Data entries
══════

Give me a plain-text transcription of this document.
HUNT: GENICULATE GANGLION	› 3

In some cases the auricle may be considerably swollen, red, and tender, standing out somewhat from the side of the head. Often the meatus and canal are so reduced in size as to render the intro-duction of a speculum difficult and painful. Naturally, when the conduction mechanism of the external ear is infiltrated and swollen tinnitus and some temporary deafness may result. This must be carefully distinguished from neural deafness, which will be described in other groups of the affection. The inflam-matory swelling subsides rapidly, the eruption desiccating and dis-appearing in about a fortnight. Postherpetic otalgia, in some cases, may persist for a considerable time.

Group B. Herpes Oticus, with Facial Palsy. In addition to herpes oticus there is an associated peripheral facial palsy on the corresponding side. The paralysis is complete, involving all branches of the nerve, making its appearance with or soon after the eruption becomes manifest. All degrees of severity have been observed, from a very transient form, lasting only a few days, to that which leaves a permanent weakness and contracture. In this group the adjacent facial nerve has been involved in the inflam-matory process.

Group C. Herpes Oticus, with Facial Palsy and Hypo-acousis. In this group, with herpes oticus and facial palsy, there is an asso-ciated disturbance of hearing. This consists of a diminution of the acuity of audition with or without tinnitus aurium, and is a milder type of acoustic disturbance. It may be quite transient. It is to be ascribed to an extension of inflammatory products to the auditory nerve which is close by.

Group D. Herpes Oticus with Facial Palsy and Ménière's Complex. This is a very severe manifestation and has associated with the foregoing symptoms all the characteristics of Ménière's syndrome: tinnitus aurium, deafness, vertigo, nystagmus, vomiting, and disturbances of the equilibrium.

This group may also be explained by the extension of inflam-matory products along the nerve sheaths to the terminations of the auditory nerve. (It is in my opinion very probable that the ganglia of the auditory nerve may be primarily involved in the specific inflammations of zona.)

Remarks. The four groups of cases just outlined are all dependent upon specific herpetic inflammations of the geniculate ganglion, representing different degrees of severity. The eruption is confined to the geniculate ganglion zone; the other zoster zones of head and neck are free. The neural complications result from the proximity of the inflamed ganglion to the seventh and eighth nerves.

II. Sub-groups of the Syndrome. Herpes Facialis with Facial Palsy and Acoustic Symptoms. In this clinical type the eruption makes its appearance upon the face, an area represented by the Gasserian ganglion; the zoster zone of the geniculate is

══════

Your objective => The lines above form a set of records; determine how many of them contain the string "products" and give that number alone.

Full output => 2